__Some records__
[START]
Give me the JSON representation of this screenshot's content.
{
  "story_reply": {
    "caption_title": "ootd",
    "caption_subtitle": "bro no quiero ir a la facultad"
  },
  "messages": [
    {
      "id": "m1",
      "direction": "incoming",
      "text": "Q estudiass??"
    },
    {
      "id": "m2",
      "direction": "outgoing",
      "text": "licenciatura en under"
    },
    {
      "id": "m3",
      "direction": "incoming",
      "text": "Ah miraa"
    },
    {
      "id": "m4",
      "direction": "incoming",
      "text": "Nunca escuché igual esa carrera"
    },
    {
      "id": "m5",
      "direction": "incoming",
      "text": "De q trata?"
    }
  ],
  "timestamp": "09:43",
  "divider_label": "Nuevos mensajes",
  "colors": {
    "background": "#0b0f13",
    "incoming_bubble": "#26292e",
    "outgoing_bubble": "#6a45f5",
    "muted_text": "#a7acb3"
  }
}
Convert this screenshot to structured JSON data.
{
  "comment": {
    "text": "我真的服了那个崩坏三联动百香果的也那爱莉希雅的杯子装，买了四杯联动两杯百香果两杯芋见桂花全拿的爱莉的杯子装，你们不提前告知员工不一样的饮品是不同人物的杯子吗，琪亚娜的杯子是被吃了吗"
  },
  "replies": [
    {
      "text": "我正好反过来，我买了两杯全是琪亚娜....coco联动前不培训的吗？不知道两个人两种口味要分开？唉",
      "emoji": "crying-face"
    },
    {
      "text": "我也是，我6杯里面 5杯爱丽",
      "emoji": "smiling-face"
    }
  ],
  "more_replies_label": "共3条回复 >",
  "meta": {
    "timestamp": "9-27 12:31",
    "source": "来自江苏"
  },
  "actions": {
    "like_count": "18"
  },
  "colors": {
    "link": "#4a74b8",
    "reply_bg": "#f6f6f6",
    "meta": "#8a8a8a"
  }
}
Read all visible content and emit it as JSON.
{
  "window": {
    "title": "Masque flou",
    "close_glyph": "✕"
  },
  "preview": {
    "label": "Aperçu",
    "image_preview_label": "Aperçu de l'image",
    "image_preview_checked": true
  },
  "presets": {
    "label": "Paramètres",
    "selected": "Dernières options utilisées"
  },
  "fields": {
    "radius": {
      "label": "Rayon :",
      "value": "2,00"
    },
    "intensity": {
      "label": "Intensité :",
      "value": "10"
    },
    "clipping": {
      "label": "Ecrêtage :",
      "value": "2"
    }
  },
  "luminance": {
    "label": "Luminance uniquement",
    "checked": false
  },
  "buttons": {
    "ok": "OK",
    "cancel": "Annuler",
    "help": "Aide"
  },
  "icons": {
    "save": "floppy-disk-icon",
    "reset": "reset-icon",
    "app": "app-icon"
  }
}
[END]
__Problem to work on__
Copy each record from above without leaving any out.

__Complete output__
Give me the JSON representation of this screenshot's content.
{
  "story_reply": {
    "caption_title": "ootd",
    "caption_subtitle": "bro no quiero ir a la facultad"
  },
  "messages": [
    {
      "id": "m1",
      "direction": "incoming",
      "text": "Q estudiass??"
    },
    {
      "id": "m2",
      "direction": "outgoing",
      "text": "licenciatura en under"
    },
    {
      "id": "m3",
      "direction": "incoming",
      "text": "Ah miraa"
    },
    {
      "id": "m4",
      "direction": "incoming",
      "text": "Nunca escuché igual esa carrera"
    },
    {
      "id": "m5",
      "direction": "incoming",
      "text": "De q trata?"
    }
  ],
  "timestamp": "09:43",
  "divider_label": "Nuevos mensajes",
  "colors": {
    "background": "#0b0f13",
    "incoming_bubble": "#26292e",
    "outgoing_bubble": "#6a45f5",
    "muted_text": "#a7acb3"
  }
}
Convert this screenshot to structured JSON data.
{
  "comment": {
    "text": "我真的服了那个崩坏三联动百香果的也那爱莉希雅的杯子装，买了四杯联动两杯百香果两杯芋见桂花全拿的爱莉的杯子装，你们不提前告知员工不一样的饮品是不同人物的杯子吗，琪亚娜的杯子是被吃了吗"
  },
  "replies": [
    {
      "text": "我正好反过来，我买了两杯全是琪亚娜....coco联动前不培训的吗？不知道两个人两种口味要分开？唉",
      "emoji": "crying-face"
    },
    {
      "text": "我也是，我6杯里面 5杯爱丽",
      "emoji": "smiling-face"
    }
  ],
  "more_replies_label": "共3条回复 >",
  "meta": {
    "timestamp": "9-27 12:31",
    "source": "来自江苏"
  },
  "actions": {
    "like_count": "18"
  },
  "colors": {
    "link": "#4a74b8",
    "reply_bg": "#f6f6f6",
    "meta": "#8a8a8a"
  }
}
Read all visible content and emit it as JSON.
{
  "window": {
    "title": "Masque flou",
    "close_glyph": "✕"
  },
  "preview": {
    "label": "Aperçu",
    "image_preview_label": "Aperçu de l'image",
    "image_preview_checked": true
  },
  "presets": {
    "label": "Paramètres",
    "selected": "Dernières options utilisées"
  },
  "fields": {
    "radius": {
      "label": "Rayon :",
      "value": "2,00"
    },
    "intensity": {
      "label": "Intensité :",
      "value": "10"
    },
    "clipping": {
      "label": "Ecrêtage :",
      "value": "2"
    }
  },
  "luminance": {
    "label": "Luminance uniquement",
    "checked": false
  },
  "buttons": {
    "ok": "OK",
    "cancel": "Annuler",
    "help": "Aide"
  },
  "icons": {
    "save": "floppy-disk-icon",
    "reset": "reset-icon",
    "app": "app-icon"
  }
}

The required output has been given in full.